[Recorded data]
....

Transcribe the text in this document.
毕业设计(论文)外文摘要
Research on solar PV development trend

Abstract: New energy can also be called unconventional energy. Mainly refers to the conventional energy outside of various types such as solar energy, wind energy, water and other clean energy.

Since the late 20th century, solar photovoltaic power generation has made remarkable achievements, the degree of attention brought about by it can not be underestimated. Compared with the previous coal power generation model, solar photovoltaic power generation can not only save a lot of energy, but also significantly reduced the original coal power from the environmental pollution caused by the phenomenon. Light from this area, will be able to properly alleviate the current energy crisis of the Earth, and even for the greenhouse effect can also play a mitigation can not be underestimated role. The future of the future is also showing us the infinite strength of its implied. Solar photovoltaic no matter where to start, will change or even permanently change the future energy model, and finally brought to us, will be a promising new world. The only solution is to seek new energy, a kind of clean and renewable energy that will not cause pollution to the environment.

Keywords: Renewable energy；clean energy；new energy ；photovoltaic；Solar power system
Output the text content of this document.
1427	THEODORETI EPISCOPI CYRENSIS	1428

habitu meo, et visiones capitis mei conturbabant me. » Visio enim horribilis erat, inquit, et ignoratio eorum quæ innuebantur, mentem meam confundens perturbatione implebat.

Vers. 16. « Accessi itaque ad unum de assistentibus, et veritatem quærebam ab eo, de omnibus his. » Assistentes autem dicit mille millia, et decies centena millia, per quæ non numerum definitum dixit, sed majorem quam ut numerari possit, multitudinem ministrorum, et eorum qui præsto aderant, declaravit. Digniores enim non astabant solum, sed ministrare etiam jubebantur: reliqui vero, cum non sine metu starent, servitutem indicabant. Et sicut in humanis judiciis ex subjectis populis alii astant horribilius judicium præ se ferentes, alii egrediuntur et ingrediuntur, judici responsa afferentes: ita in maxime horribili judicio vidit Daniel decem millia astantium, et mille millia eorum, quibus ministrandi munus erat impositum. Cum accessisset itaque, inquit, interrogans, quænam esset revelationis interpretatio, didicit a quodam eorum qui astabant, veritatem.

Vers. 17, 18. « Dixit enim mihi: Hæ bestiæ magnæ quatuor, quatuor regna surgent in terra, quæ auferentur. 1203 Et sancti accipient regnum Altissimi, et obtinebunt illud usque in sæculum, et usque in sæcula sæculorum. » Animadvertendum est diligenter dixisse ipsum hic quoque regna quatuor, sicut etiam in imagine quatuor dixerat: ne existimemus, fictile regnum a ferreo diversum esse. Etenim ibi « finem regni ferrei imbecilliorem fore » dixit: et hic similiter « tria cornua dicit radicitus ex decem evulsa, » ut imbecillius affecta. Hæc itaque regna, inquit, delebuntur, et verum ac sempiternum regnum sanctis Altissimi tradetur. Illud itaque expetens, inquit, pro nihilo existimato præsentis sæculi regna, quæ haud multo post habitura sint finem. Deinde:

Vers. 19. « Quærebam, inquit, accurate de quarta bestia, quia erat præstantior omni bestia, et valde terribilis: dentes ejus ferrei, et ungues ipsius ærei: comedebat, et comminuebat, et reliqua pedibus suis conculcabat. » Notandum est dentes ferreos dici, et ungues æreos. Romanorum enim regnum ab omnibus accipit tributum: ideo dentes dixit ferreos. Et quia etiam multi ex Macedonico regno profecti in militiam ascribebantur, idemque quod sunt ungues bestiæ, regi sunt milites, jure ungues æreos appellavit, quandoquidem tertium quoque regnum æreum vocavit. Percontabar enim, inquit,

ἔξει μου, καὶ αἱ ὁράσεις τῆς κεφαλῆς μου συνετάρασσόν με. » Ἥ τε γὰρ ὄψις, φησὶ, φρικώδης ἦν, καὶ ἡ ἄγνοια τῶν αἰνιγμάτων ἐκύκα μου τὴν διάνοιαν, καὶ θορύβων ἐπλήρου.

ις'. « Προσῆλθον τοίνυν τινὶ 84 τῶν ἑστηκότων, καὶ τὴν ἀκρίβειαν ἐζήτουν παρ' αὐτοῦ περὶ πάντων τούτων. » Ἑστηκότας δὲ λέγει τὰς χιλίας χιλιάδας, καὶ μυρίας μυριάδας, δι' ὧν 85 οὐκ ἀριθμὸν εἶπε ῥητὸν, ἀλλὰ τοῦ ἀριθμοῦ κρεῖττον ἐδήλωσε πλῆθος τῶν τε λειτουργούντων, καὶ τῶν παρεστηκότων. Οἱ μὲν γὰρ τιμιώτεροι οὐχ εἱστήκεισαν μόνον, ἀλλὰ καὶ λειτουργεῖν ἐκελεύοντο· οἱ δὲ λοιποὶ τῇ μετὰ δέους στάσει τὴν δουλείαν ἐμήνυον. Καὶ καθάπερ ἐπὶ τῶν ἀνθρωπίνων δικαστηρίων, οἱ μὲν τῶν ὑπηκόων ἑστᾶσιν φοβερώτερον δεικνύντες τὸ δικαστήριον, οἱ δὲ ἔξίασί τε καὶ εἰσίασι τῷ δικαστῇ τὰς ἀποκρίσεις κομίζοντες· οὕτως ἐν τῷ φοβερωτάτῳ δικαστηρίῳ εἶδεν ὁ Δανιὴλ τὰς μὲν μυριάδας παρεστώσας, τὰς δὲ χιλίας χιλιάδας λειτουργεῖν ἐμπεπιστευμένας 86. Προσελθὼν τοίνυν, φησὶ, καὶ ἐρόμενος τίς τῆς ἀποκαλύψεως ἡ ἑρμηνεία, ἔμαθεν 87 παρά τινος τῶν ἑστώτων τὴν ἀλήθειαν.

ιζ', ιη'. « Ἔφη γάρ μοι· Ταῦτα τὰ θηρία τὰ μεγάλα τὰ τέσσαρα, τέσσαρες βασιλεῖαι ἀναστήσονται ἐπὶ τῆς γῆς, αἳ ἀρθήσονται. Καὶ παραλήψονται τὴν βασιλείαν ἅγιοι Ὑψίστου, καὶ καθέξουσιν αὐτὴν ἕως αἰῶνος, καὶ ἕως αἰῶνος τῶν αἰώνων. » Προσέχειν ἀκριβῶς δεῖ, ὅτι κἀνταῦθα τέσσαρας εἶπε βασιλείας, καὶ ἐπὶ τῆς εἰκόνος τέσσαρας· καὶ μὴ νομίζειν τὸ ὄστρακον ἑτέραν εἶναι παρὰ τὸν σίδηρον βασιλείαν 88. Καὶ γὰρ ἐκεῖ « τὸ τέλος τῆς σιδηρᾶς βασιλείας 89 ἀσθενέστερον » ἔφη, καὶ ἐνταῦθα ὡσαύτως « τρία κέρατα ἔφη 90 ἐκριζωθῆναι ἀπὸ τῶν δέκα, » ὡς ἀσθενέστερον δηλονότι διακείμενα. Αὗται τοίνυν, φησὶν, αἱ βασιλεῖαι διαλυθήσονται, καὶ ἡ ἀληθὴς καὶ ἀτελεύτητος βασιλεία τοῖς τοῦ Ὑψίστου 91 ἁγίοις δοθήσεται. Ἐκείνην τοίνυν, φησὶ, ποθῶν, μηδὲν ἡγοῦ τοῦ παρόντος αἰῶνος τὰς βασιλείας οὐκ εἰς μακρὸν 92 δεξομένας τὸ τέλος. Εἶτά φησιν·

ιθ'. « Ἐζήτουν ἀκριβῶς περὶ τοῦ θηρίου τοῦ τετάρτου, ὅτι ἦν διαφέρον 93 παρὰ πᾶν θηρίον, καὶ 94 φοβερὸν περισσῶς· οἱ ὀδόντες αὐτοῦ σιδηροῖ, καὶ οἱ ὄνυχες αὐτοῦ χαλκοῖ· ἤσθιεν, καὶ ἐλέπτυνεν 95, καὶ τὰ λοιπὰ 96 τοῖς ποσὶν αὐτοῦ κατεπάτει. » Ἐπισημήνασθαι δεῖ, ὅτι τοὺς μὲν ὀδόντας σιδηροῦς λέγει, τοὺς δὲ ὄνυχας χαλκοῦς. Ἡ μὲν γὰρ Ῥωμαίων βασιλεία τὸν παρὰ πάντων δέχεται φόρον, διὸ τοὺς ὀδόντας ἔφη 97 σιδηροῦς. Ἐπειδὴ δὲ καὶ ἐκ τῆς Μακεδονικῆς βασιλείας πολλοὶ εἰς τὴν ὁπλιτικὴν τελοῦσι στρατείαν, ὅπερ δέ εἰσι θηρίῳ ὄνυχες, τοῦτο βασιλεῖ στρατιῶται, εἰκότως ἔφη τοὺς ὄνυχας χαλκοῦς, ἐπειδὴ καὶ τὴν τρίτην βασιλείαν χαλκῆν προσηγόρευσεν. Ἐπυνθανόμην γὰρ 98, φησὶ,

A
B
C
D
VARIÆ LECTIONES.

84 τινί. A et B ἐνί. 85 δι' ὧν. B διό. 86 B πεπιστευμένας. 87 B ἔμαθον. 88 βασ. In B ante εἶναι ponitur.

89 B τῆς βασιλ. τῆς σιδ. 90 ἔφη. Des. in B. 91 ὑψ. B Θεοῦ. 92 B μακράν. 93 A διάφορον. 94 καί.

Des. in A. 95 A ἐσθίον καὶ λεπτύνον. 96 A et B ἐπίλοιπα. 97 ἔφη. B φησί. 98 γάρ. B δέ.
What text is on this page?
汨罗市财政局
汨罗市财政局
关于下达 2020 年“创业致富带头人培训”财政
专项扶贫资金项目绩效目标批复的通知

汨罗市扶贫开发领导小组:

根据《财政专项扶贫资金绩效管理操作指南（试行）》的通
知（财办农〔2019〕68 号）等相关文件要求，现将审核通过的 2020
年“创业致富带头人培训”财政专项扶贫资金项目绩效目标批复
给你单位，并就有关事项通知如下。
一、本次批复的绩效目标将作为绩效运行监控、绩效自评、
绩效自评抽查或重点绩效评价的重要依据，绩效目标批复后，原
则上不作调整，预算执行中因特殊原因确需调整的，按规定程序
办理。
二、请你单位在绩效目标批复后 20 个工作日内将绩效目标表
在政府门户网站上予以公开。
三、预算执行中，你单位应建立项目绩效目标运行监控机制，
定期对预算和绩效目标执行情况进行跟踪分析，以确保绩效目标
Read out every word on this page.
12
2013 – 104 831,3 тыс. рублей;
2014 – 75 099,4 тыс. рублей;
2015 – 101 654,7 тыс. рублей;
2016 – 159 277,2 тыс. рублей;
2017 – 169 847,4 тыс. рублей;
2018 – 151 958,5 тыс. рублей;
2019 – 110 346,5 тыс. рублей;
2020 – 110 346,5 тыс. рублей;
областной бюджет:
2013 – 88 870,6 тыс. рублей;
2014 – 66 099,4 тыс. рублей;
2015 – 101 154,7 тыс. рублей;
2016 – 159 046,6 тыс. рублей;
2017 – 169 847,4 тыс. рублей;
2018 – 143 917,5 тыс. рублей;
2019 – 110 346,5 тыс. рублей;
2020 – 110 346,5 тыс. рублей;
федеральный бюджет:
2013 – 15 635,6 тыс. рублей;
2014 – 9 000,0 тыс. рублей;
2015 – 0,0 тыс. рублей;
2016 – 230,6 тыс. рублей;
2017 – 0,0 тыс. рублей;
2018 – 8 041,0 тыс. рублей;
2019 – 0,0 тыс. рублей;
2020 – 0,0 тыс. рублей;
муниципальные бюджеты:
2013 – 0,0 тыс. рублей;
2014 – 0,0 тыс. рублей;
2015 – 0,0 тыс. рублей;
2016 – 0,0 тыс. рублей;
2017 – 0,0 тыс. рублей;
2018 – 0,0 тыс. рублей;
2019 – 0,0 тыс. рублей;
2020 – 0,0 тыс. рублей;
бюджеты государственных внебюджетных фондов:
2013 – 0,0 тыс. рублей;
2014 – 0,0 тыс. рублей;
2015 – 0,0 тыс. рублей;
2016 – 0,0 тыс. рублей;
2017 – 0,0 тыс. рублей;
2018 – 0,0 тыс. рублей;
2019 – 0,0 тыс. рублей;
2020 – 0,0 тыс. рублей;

....

Description of the task
Using the listing, copy every line where the word "τοίνυν" shows up.

The completed task
ις'. « Προσῆλθον τοίνυν τινὶ 84 τῶν ἑστηκότων, καὶ τὴν ἀκρίβειαν ἐζήτουν παρ' αὐτοῦ περὶ πάντων τούτων. » Ἑστηκότας δὲ λέγει τὰς χιλίας χιλιάδας, καὶ μυρίας μυριάδας, δι' ὧν 85 οὐκ ἀριθμὸν εἶπε ῥητὸν, ἀλλὰ τοῦ ἀριθμοῦ κρεῖττον ἐδήλωσε πλῆθος τῶν τε λειτουργούντων, καὶ τῶν παρεστηκότων. Οἱ μὲν γὰρ τιμιώτεροι οὐχ εἱστήκεισαν μόνον, ἀλλὰ καὶ λειτουργεῖν ἐκελεύοντο· οἱ δὲ λοιποὶ τῇ μετὰ δέους στάσει τὴν δουλείαν ἐμήνυον. Καὶ καθάπερ ἐπὶ τῶν ἀνθρωπίνων δικαστηρίων, οἱ μὲν τῶν ὑπηκόων ἑστᾶσιν φοβερώτερον δεικνύντες τὸ δικαστήριον, οἱ δὲ ἔξίασί τε καὶ εἰσίασι τῷ δικαστῇ τὰς ἀποκρίσεις κομίζοντες· οὕτως ἐν τῷ φοβερωτάτῳ δικαστηρίῳ εἶδεν ὁ Δανιὴλ τὰς μὲν μυριάδας παρεστώσας, τὰς δὲ χιλίας χιλιάδας λειτουργεῖν ἐμπεπιστευμένας 86. Προσελθὼν τοίνυν, φησὶ, καὶ ἐρόμενος τίς τῆς ἀποκαλύψεως ἡ ἑρμηνεία, ἔμαθεν 87 παρά τινος τῶν ἑστώτων τὴν ἀλήθειαν.
ιζ', ιη'. « Ἔφη γάρ μοι· Ταῦτα τὰ θηρία τὰ μεγάλα τὰ τέσσαρα, τέσσαρες βασιλεῖαι ἀναστήσονται ἐπὶ τῆς γῆς, αἳ ἀρθήσονται. Καὶ παραλήψονται τὴν βασιλείαν ἅγιοι Ὑψίστου, καὶ καθέξουσιν αὐτὴν ἕως αἰῶνος, καὶ ἕως αἰῶνος τῶν αἰώνων. » Προσέχειν ἀκριβῶς δεῖ, ὅτι κἀνταῦθα τέσσαρας εἶπε βασιλείας, καὶ ἐπὶ τῆς εἰκόνος τέσσαρας· καὶ μὴ νομίζειν τὸ ὄστρακον ἑτέραν εἶναι παρὰ τὸν σίδηρον βασιλείαν 88. Καὶ γὰρ ἐκεῖ « τὸ τέλος τῆς σιδηρᾶς βασιλείας 89 ἀσθενέστερον » ἔφη, καὶ ἐνταῦθα ὡσαύτως « τρία κέρατα ἔφη 90 ἐκριζωθῆναι ἀπὸ τῶν δέκα, » ὡς ἀσθενέστερον δηλονότι διακείμενα. Αὗται τοίνυν, φησὶν, αἱ βασιλεῖαι διαλυθήσονται, καὶ ἡ ἀληθὴς καὶ ἀτελεύτητος βασιλεία τοῖς τοῦ Ὑψίστου 91 ἁγίοις δοθήσεται. Ἐκείνην τοίνυν, φησὶ, ποθῶν, μηδὲν ἡγοῦ τοῦ παρόντος αἰῶνος τὰς βασιλείας οὐκ εἰς μακρὸν 92 δεξομένας τὸ τέλος. Εἶτά φησιν·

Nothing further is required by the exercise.